# Collected data

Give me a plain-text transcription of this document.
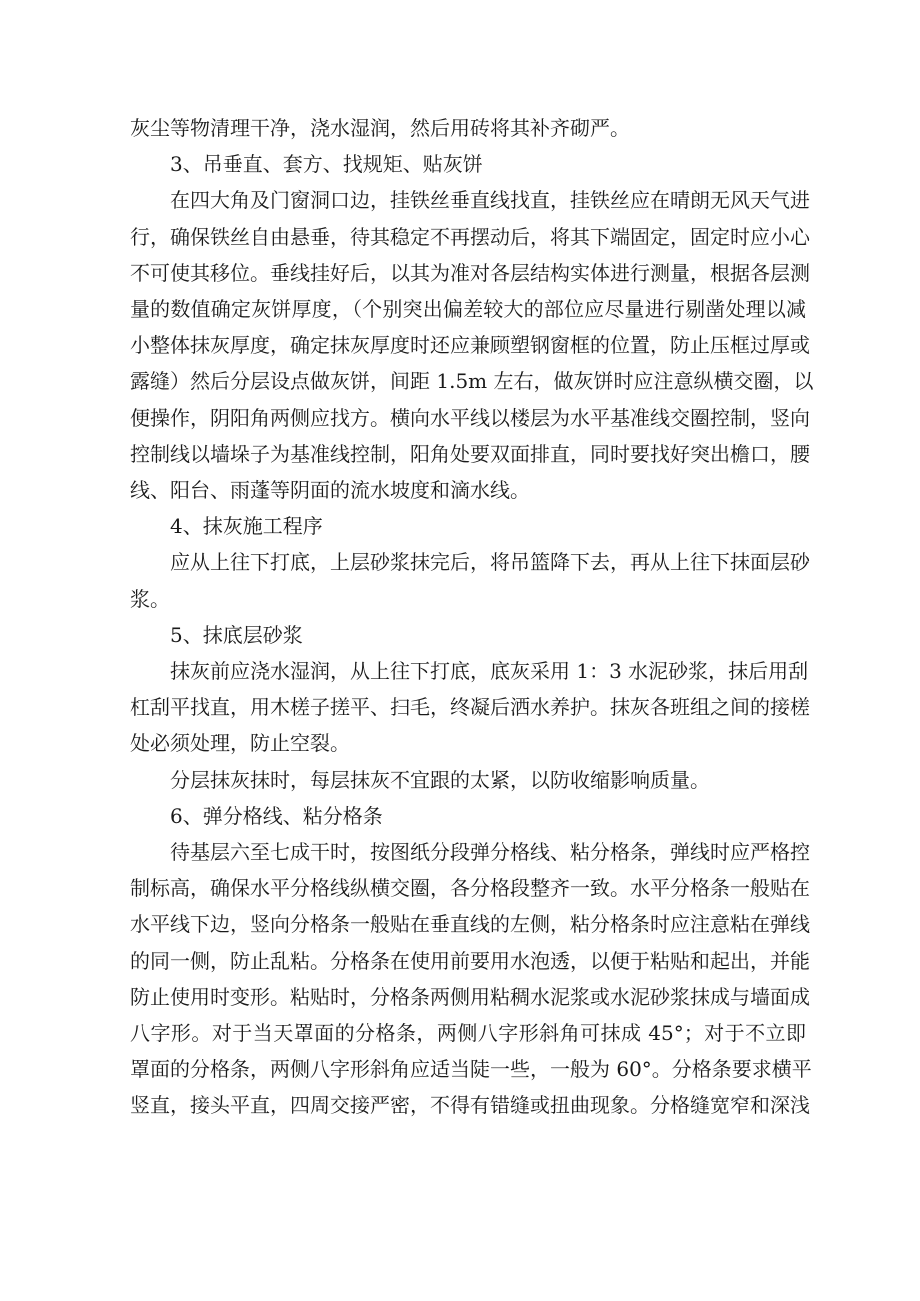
灰尘等物清理干净，浇水湿润，然后用砖将其补齐砌严。
3、吊垂直、套方、找规矩、贴灰饼
在四大角及门窗洞口边，挂铁丝垂直线找直，挂铁丝应在晴朗无风天气进
行，确保铁丝自由悬垂，待其稳定不再摆动后，将其下端固定，固定时应小心
不可使其移位。垂线挂好后，以其为准对各层结构实体进行测量，根据各层测
量的数值确定灰饼厚度，（个别突出偏差较大的部位应尽量进行剔凿处理以减
小整体抹灰厚度，确定抹灰厚度时还应兼顾塑钢窗框的位置，防止压框过厚或
露缝）然后分层设点做灰饼，间距 1.5m 左右，做灰饼时应注意纵横交圈，以
便操作，阴阳角两侧应找方。横向水平线以楼层为水平基准线交圈控制，竖向
控制线以墙垛子为基准线控制，阳角处要双面排直，同时要找好突出檐口，腰
线、阳台、雨蓬等阴面的流水坡度和滴水线。
4、抹灰施工程序
应从上往下打底，上层砂浆抹完后，将吊篮降下去，再从上往下抹面层砂
浆。
5、抹底层砂浆
抹灰前应浇水湿润，从上往下打底，底灰采用 1：3 水泥砂浆，抹后用刮
杠刮平找直，用木槎子搓平、扫毛，终凝后洒水养护。抹灰各班组之间的接槎
处必须处理，防止空裂。
分层抹灰抹时，每层抹灰不宜跟的太紧，以防收缩影响质量。
6、弹分格线、粘分格条
待基层六至七成干时，按图纸分段弹分格线、粘分格条，弹线时应严格控
制标高，确保水平分格线纵横交圈，各分格段整齐一致。水平分格条一般贴在
水平线下边，竖向分格条一般贴在垂直线的左侧，粘分格条时应注意粘在弹线
的同一侧，防止乱粘。分格条在使用前要用水泡透，以便于粘贴和起出，并能
防止使用时变形。粘贴时，分格条两侧用粘稠水泥浆或水泥砂浆抹成与墙面成
八字形。对于当天罩面的分格条，两侧八字形斜角可抹成 45°；对于不立即
罩面的分格条，两侧八字形斜角应适当陡一些，一般为 60°。分格条要求横平
竖直，接头平直，四周交接严密，不得有错缝或扭曲现象。分格缝宽窄和深浅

# STATED PROBLEM
Leave images out of the retyped records; keep all else exact.

# SOLUTION TO THIS EXERCISE
Give me a plain-text transcription of this document.
灰尘等物清理干净，浇水湿润，然后用砖将其补齐砌严。
3、吊垂直、套方、找规矩、贴灰饼
在四大角及门窗洞口边，挂铁丝垂直线找直，挂铁丝应在晴朗无风天气进
行，确保铁丝自由悬垂，待其稳定不再摆动后，将其下端固定，固定时应小心
不可使其移位。垂线挂好后，以其为准对各层结构实体进行测量，根据各层测
量的数值确定灰饼厚度，（个别突出偏差较大的部位应尽量进行剔凿处理以减
小整体抹灰厚度，确定抹灰厚度时还应兼顾塑钢窗框的位置，防止压框过厚或
露缝）然后分层设点做灰饼，间距 1.5m 左右，做灰饼时应注意纵横交圈，以
便操作，阴阳角两侧应找方。横向水平线以楼层为水平基准线交圈控制，竖向
控制线以墙垛子为基准线控制，阳角处要双面排直，同时要找好突出檐口，腰
线、阳台、雨蓬等阴面的流水坡度和滴水线。
4、抹灰施工程序
应从上往下打底，上层砂浆抹完后，将吊篮降下去，再从上往下抹面层砂
浆。
5、抹底层砂浆
抹灰前应浇水湿润，从上往下打底，底灰采用 1：3 水泥砂浆，抹后用刮
杠刮平找直，用木槎子搓平、扫毛，终凝后洒水养护。抹灰各班组之间的接槎
处必须处理，防止空裂。
分层抹灰抹时，每层抹灰不宜跟的太紧，以防收缩影响质量。
6、弹分格线、粘分格条
待基层六至七成干时，按图纸分段弹分格线、粘分格条，弹线时应严格控
制标高，确保水平分格线纵横交圈，各分格段整齐一致。水平分格条一般贴在
水平线下边，竖向分格条一般贴在垂直线的左侧，粘分格条时应注意粘在弹线
的同一侧，防止乱粘。分格条在使用前要用水泡透，以便于粘贴和起出，并能
防止使用时变形。粘贴时，分格条两侧用粘稠水泥浆或水泥砂浆抹成与墙面成
八字形。对于当天罩面的分格条，两侧八字形斜角可抹成 45°；对于不立即
罩面的分格条，两侧八字形斜角应适当陡一些，一般为 60°。分格条要求横平
竖直，接头平直，四周交接严密，不得有错缝或扭曲现象。分格缝宽窄和深浅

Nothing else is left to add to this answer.